Read through the data and report every line in which the word "นยายน" occurs.
━━━━
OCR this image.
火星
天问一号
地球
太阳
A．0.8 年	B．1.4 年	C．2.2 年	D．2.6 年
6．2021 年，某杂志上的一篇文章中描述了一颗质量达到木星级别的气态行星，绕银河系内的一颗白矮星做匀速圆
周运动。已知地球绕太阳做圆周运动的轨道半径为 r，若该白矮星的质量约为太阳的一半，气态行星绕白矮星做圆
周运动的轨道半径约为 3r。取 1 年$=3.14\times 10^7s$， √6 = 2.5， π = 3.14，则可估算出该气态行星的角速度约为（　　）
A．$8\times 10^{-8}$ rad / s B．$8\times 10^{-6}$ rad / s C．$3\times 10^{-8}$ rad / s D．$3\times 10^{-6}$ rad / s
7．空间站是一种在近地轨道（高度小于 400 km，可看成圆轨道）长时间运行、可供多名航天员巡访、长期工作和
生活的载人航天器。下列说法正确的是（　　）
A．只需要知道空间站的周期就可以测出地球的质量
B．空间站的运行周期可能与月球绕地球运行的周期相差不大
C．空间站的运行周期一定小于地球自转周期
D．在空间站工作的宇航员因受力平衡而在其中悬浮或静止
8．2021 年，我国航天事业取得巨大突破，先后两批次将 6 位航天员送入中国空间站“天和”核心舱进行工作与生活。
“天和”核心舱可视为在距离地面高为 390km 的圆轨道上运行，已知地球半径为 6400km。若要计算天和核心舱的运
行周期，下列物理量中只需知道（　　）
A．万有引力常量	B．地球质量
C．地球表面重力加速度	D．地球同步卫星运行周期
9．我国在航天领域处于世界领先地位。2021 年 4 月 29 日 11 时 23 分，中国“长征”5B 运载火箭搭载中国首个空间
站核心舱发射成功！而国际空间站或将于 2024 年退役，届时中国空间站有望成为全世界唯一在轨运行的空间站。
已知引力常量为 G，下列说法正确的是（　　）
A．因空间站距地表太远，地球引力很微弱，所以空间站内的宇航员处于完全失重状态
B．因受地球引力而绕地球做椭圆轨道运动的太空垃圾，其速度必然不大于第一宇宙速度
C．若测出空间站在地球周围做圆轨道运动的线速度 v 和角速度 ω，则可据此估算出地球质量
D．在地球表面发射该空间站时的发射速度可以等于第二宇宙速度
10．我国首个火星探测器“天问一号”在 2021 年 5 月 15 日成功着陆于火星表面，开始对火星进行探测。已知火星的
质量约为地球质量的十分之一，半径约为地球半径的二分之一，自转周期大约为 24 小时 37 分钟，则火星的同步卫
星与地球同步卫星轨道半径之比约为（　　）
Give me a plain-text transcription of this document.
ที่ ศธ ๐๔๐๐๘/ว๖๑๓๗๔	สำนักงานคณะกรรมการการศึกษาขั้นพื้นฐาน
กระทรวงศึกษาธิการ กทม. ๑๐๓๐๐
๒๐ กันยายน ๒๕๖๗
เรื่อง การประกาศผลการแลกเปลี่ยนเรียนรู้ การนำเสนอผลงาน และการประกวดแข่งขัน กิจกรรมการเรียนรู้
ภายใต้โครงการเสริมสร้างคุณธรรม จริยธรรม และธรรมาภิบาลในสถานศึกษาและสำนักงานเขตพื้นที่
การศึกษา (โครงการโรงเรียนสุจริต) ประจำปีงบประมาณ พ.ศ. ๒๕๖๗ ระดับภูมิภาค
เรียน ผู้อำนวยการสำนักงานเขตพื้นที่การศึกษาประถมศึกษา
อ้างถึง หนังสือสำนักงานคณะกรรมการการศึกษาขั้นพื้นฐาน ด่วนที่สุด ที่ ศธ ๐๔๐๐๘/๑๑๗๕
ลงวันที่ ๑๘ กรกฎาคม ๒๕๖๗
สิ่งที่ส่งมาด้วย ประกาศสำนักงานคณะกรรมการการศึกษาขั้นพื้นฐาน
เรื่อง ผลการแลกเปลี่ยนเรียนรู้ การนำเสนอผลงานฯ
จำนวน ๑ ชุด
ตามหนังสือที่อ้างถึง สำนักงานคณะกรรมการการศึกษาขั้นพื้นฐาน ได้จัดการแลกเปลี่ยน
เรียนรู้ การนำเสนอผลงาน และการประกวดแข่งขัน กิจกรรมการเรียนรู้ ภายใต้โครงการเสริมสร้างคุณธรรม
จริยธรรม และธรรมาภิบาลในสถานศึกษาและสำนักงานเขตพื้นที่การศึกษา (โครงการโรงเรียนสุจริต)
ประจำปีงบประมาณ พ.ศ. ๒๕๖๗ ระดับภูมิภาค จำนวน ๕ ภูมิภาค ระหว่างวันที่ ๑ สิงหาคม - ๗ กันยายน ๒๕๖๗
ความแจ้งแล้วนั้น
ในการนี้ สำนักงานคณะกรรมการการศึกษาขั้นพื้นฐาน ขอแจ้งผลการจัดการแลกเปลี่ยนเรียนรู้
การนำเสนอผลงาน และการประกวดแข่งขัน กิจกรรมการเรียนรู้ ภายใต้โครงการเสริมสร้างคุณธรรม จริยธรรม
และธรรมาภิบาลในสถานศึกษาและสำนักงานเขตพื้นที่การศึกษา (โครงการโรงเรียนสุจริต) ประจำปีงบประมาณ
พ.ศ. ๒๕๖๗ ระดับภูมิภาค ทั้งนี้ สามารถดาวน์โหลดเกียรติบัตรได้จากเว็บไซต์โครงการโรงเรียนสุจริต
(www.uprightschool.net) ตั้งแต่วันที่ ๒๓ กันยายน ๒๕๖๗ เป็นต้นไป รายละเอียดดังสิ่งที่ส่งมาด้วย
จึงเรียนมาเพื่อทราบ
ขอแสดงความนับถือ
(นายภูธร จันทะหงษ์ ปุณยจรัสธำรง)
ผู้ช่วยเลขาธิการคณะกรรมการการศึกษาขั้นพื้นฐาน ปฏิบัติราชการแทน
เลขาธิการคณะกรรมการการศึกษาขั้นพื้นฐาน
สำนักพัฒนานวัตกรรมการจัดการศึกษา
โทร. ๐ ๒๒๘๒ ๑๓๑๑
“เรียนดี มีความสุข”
━━━━
■ FULL OUTPUT
๒๐ กันยายน ๒๕๖๗
ประจำปีงบประมาณ พ.ศ. ๒๕๖๗ ระดับภูมิภาค จำนวน ๕ ภูมิภาค ระหว่างวันที่ ๑ สิงหาคม - ๗ กันยายน ๒๕๖๗
(www.uprightschool.net) ตั้งแต่วันที่ ๒๓ กันยายน ๒๕๖๗ เป็นต้นไป รายละเอียดดังสิ่งที่ส่งมาด้วย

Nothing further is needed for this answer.